Stated goal
Using the listing below, report all lines holding the word "不透明度".

The records
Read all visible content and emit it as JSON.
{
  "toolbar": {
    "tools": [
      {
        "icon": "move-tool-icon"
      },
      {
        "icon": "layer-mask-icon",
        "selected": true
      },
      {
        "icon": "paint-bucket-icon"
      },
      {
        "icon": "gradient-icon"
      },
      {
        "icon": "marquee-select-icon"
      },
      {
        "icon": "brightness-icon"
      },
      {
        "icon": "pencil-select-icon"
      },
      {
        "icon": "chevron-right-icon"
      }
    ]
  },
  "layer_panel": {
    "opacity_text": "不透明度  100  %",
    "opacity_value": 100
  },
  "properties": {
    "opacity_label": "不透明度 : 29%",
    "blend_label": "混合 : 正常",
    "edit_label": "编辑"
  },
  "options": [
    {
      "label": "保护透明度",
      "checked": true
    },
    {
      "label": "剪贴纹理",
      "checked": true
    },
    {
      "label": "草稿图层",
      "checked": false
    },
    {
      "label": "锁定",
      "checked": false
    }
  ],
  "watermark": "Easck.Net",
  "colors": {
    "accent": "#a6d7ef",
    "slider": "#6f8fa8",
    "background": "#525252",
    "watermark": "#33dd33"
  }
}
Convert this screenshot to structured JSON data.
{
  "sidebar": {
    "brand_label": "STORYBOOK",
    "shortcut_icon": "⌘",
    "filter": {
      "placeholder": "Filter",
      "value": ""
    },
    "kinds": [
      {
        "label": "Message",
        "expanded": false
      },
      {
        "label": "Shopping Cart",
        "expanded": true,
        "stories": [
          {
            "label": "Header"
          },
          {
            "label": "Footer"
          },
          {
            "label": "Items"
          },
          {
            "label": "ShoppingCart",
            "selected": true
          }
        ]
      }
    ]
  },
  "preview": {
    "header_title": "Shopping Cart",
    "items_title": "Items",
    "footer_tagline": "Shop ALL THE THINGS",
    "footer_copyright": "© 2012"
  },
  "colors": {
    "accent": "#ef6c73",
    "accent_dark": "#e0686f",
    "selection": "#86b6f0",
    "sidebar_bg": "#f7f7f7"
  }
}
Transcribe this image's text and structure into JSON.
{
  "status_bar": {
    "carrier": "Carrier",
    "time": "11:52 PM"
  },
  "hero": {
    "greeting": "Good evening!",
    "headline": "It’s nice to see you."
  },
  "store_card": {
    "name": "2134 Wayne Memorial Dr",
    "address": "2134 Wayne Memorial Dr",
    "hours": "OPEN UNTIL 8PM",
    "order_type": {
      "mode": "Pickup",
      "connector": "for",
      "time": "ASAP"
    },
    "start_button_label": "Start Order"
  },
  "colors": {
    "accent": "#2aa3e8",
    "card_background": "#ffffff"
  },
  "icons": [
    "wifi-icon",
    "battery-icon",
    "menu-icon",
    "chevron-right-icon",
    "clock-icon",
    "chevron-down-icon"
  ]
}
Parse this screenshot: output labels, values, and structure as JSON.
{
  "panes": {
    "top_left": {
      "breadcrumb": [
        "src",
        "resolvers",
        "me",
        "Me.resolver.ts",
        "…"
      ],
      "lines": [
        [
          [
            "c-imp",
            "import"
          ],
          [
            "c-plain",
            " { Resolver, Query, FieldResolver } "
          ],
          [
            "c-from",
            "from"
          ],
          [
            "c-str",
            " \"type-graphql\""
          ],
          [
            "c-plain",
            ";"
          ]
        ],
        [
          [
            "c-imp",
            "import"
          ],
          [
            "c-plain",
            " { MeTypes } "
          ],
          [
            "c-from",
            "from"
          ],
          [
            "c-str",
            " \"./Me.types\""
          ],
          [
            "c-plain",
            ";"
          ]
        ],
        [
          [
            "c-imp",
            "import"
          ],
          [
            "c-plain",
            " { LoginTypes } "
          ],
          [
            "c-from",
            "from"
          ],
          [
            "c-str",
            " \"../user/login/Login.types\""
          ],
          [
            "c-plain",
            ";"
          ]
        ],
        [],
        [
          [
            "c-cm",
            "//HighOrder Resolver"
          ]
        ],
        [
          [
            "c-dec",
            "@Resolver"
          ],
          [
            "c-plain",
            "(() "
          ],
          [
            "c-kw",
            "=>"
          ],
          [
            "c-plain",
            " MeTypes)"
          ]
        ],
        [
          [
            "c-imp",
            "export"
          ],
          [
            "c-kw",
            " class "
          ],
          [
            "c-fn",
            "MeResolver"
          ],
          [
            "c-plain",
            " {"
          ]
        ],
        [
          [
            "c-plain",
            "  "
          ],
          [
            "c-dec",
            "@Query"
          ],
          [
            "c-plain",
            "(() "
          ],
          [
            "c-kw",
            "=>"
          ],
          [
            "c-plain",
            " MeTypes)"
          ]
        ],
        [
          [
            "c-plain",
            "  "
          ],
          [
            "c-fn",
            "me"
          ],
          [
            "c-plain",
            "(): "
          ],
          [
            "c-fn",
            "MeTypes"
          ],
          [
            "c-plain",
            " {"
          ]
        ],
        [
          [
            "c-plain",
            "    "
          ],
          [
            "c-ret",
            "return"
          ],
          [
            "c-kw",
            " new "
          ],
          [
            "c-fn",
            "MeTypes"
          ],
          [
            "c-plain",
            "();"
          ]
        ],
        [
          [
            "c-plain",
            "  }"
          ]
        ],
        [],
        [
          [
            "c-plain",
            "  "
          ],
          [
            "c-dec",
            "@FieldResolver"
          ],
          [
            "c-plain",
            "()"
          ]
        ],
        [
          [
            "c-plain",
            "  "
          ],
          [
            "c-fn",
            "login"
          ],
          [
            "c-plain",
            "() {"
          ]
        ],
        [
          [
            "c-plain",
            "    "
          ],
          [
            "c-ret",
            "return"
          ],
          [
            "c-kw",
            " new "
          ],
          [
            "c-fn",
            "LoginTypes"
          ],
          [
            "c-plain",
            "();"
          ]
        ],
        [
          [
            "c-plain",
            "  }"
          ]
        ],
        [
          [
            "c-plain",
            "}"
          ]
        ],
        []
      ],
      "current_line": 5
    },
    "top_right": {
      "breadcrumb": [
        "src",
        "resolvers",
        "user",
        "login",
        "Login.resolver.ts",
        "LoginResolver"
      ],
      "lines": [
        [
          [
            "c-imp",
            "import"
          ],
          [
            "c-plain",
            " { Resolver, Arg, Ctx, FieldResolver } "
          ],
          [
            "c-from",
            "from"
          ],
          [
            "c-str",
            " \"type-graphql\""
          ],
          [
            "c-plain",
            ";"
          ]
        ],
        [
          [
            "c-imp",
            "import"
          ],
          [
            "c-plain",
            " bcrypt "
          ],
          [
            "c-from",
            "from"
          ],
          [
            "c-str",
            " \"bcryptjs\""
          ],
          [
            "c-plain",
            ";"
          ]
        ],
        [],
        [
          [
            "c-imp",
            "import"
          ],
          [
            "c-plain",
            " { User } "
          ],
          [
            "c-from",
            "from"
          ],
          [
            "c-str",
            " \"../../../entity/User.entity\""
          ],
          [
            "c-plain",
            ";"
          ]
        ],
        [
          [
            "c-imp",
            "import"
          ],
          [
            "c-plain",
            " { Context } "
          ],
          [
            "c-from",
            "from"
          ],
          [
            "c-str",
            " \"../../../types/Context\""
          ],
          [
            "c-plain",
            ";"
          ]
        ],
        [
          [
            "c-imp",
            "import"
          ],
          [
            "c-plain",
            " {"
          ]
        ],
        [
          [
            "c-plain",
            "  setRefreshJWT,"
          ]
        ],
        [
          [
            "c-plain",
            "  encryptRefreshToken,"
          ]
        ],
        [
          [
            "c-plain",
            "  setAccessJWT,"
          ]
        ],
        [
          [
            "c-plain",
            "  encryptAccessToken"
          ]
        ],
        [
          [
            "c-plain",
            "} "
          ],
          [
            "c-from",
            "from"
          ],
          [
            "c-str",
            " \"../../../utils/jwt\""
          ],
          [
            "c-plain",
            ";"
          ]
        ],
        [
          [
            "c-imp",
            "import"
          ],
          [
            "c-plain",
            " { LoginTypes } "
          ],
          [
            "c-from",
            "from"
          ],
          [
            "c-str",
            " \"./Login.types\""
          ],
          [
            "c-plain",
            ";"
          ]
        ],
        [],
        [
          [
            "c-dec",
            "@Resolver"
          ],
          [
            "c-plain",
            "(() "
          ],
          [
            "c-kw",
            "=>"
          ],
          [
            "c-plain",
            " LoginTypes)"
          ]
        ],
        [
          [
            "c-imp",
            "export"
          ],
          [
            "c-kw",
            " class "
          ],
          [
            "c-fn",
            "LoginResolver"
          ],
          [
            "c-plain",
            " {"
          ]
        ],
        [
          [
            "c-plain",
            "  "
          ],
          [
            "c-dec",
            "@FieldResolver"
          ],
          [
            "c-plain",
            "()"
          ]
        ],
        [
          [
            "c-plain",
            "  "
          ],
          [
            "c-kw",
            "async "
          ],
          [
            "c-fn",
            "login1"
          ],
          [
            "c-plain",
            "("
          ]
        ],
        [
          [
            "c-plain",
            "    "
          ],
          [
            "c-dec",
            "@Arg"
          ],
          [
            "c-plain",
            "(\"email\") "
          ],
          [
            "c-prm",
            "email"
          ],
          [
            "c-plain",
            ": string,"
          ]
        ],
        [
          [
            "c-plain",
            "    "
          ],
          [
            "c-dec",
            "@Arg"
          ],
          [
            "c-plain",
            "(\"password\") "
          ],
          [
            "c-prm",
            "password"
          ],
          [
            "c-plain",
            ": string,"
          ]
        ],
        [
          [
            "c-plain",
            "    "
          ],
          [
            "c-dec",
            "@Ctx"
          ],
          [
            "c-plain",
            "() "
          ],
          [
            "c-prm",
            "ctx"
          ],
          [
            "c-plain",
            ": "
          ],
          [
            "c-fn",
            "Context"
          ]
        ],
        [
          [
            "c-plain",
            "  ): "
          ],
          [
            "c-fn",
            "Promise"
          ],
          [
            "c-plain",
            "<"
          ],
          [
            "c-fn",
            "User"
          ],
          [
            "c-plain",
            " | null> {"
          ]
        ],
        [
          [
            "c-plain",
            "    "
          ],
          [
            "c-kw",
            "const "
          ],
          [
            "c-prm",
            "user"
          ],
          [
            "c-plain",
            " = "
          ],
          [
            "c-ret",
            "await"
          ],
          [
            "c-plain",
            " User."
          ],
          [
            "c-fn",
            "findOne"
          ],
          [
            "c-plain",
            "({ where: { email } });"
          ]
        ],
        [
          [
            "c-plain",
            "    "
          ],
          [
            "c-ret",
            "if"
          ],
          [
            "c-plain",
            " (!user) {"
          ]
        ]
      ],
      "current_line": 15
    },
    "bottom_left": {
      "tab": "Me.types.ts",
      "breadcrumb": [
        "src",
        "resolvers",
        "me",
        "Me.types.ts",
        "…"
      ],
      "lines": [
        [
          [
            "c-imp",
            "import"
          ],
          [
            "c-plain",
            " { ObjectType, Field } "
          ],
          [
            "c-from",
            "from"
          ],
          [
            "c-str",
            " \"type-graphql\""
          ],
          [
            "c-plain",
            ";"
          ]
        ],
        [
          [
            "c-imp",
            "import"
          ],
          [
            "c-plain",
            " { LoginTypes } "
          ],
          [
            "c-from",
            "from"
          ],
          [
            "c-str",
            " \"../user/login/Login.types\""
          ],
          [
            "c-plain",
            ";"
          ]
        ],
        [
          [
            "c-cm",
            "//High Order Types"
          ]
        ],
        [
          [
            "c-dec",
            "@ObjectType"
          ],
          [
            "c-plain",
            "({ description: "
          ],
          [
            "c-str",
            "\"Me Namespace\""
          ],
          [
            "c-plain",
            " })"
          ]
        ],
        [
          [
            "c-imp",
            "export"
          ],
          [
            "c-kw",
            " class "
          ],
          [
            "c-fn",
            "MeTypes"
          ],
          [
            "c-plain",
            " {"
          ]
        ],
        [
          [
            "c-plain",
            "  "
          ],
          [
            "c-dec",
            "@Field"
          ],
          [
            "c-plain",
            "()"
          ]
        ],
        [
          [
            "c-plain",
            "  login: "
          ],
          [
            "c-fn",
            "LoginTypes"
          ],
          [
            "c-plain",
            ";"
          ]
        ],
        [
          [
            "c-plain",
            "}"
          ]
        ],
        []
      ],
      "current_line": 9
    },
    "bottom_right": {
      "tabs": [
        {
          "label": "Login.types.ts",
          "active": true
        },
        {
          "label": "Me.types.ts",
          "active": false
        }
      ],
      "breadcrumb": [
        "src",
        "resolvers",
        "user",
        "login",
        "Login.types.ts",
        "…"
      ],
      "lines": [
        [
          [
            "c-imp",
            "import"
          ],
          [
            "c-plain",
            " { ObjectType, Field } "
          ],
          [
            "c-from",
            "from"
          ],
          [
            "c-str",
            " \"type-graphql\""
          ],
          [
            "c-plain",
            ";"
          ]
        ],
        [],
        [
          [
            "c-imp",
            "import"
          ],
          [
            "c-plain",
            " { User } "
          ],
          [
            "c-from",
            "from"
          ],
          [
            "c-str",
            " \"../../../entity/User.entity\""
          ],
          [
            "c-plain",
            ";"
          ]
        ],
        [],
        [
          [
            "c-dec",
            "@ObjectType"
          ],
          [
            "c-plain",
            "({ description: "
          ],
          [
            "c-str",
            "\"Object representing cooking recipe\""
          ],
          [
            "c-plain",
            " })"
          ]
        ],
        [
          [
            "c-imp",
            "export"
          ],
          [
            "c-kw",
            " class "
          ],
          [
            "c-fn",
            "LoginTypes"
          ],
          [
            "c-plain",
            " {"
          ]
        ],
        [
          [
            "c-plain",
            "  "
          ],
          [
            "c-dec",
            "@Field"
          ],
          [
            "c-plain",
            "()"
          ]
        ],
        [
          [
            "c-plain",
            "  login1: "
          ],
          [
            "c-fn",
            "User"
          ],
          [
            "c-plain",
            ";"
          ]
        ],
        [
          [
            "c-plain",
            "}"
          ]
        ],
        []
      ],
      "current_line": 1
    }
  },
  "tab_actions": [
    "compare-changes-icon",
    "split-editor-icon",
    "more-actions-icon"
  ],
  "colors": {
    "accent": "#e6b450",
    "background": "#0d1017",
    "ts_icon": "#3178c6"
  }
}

Task output
    "opacity_text": "不透明度  100  %",
    "opacity_label": "不透明度 : 29%",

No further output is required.